■ Prompt ■
Only the pictures are omitted; repeat all other data exactly.

■ Records for the exercise ■

►

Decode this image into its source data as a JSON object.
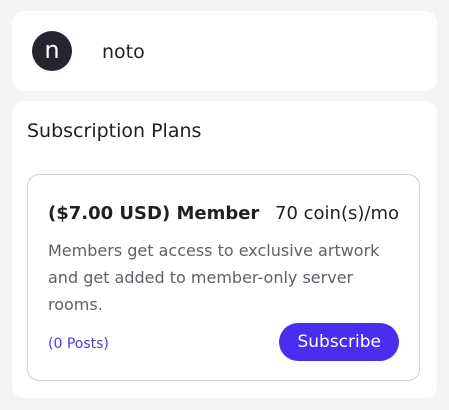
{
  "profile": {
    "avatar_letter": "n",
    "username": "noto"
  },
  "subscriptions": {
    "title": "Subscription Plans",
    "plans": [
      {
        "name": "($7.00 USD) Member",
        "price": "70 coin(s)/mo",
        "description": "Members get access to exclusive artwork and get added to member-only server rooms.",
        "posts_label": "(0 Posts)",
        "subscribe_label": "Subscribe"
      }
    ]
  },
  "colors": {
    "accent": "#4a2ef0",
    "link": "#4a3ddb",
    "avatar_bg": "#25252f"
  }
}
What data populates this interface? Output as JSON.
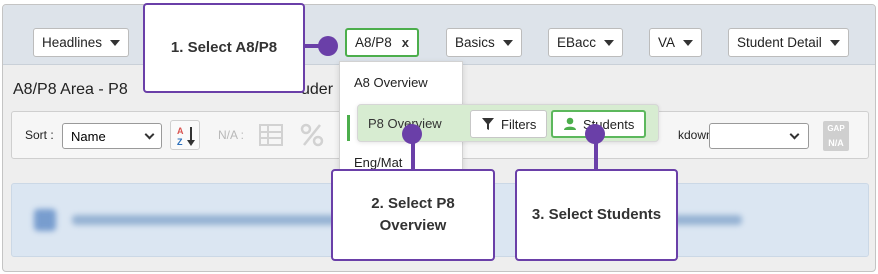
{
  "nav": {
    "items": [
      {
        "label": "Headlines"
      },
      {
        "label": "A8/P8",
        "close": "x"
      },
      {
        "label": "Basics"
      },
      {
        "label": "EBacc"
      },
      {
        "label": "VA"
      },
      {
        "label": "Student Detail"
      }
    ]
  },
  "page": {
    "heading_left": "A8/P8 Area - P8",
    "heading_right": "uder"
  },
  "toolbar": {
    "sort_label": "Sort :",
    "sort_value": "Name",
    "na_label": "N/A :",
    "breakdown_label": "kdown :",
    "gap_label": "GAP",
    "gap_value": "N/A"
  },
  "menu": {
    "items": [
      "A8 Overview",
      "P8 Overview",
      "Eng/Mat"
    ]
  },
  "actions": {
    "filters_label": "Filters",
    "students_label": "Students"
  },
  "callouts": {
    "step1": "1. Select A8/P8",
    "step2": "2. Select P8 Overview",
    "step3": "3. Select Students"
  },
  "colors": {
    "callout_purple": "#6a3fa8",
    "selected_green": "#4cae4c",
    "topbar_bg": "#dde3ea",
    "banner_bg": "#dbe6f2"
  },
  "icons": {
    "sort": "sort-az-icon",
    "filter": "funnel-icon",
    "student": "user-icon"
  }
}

◄

■ Exercise output ■
Decode this image into its source data as a JSON object.
{
  "profile": {
    "avatar_letter": "n",
    "username": "noto"
  },
  "subscriptions": {
    "title": "Subscription Plans",
    "plans": [
      {
        "name": "($7.00 USD) Member",
        "price": "70 coin(s)/mo",
        "description": "Members get access to exclusive artwork and get added to member-only server rooms.",
        "posts_label": "(0 Posts)",
        "subscribe_label": "Subscribe"
      }
    ]
  },
  "colors": {
    "accent": "#4a2ef0",
    "link": "#4a3ddb",
    "avatar_bg": "#25252f"
  }
}
What data populates this interface? Output as JSON.
{
  "nav": {
    "items": [
      {
        "label": "Headlines"
      },
      {
        "label": "A8/P8",
        "close": "x"
      },
      {
        "label": "Basics"
      },
      {
        "label": "EBacc"
      },
      {
        "label": "VA"
      },
      {
        "label": "Student Detail"
      }
    ]
  },
  "page": {
    "heading_left": "A8/P8 Area - P8",
    "heading_right": "uder"
  },
  "toolbar": {
    "sort_label": "Sort :",
    "sort_value": "Name",
    "na_label": "N/A :",
    "breakdown_label": "kdown :",
    "gap_label": "GAP",
    "gap_value": "N/A"
  },
  "menu": {
    "items": [
      "A8 Overview",
      "P8 Overview",
      "Eng/Mat"
    ]
  },
  "actions": {
    "filters_label": "Filters",
    "students_label": "Students"
  },
  "callouts": {
    "step1": "1. Select A8/P8",
    "step2": "2. Select P8 Overview",
    "step3": "3. Select Students"
  },
  "colors": {
    "callout_purple": "#6a3fa8",
    "selected_green": "#4cae4c",
    "topbar_bg": "#dde3ea",
    "banner_bg": "#dbe6f2"
  },
  "icons": {
    "sort": "sort-az-icon",
    "filter": "funnel-icon",
    "student": "user-icon"
  }
}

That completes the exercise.